§ **TASK INPUTS**:
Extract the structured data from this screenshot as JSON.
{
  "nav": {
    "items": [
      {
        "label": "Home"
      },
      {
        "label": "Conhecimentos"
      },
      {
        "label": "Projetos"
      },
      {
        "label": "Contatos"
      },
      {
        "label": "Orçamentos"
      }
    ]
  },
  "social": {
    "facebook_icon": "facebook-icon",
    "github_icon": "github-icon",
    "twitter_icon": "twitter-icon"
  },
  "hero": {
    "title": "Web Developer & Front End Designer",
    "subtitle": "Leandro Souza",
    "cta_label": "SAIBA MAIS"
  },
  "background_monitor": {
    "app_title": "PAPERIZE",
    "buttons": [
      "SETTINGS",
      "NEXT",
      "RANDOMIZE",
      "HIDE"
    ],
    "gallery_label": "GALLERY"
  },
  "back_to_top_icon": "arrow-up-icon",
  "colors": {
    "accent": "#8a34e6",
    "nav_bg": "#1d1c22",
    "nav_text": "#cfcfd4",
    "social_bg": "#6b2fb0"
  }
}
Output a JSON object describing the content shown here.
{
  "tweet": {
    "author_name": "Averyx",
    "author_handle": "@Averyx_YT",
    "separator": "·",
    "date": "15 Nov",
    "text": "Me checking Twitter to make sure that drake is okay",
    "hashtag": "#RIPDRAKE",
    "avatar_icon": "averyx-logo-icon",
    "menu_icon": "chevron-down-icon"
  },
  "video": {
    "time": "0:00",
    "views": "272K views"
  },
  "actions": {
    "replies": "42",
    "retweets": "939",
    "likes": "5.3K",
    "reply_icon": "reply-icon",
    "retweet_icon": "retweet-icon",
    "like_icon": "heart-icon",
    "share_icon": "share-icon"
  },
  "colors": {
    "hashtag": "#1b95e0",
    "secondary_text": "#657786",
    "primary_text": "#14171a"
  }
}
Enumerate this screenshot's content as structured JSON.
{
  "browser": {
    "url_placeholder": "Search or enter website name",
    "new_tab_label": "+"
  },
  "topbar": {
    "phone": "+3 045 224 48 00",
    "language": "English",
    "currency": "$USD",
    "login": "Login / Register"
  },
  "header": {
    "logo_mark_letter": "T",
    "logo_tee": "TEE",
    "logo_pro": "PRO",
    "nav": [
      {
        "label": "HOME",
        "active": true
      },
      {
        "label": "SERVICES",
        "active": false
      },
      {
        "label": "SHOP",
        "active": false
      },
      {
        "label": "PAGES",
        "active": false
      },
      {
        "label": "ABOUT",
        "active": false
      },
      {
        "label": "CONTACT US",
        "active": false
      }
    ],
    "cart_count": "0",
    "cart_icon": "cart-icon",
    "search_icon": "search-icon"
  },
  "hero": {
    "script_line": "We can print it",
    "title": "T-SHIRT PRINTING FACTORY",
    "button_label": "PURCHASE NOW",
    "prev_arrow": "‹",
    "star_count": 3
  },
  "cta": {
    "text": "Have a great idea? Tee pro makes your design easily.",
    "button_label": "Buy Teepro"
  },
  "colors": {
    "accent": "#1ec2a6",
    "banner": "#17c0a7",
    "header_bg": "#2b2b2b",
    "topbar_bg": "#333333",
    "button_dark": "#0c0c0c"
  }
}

§ **INSTRUCTIONS FOR THE TASK**: Give every line of the material again, exactly as it reads.

§ **RESPONSE TO THE EXERCISE**:
Extract the structured data from this screenshot as JSON.
{
  "nav": {
    "items": [
      {
        "label": "Home"
      },
      {
        "label": "Conhecimentos"
      },
      {
        "label": "Projetos"
      },
      {
        "label": "Contatos"
      },
      {
        "label": "Orçamentos"
      }
    ]
  },
  "social": {
    "facebook_icon": "facebook-icon",
    "github_icon": "github-icon",
    "twitter_icon": "twitter-icon"
  },
  "hero": {
    "title": "Web Developer & Front End Designer",
    "subtitle": "Leandro Souza",
    "cta_label": "SAIBA MAIS"
  },
  "background_monitor": {
    "app_title": "PAPERIZE",
    "buttons": [
      "SETTINGS",
      "NEXT",
      "RANDOMIZE",
      "HIDE"
    ],
    "gallery_label": "GALLERY"
  },
  "back_to_top_icon": "arrow-up-icon",
  "colors": {
    "accent": "#8a34e6",
    "nav_bg": "#1d1c22",
    "nav_text": "#cfcfd4",
    "social_bg": "#6b2fb0"
  }
}
Output a JSON object describing the content shown here.
{
  "tweet": {
    "author_name": "Averyx",
    "author_handle": "@Averyx_YT",
    "separator": "·",
    "date": "15 Nov",
    "text": "Me checking Twitter to make sure that drake is okay",
    "hashtag": "#RIPDRAKE",
    "avatar_icon": "averyx-logo-icon",
    "menu_icon": "chevron-down-icon"
  },
  "video": {
    "time": "0:00",
    "views": "272K views"
  },
  "actions": {
    "replies": "42",
    "retweets": "939",
    "likes": "5.3K",
    "reply_icon": "reply-icon",
    "retweet_icon": "retweet-icon",
    "like_icon": "heart-icon",
    "share_icon": "share-icon"
  },
  "colors": {
    "hashtag": "#1b95e0",
    "secondary_text": "#657786",
    "primary_text": "#14171a"
  }
}
Enumerate this screenshot's content as structured JSON.
{
  "browser": {
    "url_placeholder": "Search or enter website name",
    "new_tab_label": "+"
  },
  "topbar": {
    "phone": "+3 045 224 48 00",
    "language": "English",
    "currency": "$USD",
    "login": "Login / Register"
  },
  "header": {
    "logo_mark_letter": "T",
    "logo_tee": "TEE",
    "logo_pro": "PRO",
    "nav": [
      {
        "label": "HOME",
        "active": true
      },
      {
        "label": "SERVICES",
        "active": false
      },
      {
        "label": "SHOP",
        "active": false
      },
      {
        "label": "PAGES",
        "active": false
      },
      {
        "label": "ABOUT",
        "active": false
      },
      {
        "label": "CONTACT US",
        "active": false
      }
    ],
    "cart_count": "0",
    "cart_icon": "cart-icon",
    "search_icon": "search-icon"
  },
  "hero": {
    "script_line": "We can print it",
    "title": "T-SHIRT PRINTING FACTORY",
    "button_label": "PURCHASE NOW",
    "prev_arrow": "‹",
    "star_count": 3
  },
  "cta": {
    "text": "Have a great idea? Tee pro makes your design easily.",
    "button_label": "Buy Teepro"
  },
  "colors": {
    "accent": "#1ec2a6",
    "banner": "#17c0a7",
    "header_bg": "#2b2b2b",
    "topbar_bg": "#333333",
    "button_dark": "#0c0c0c"
  }
}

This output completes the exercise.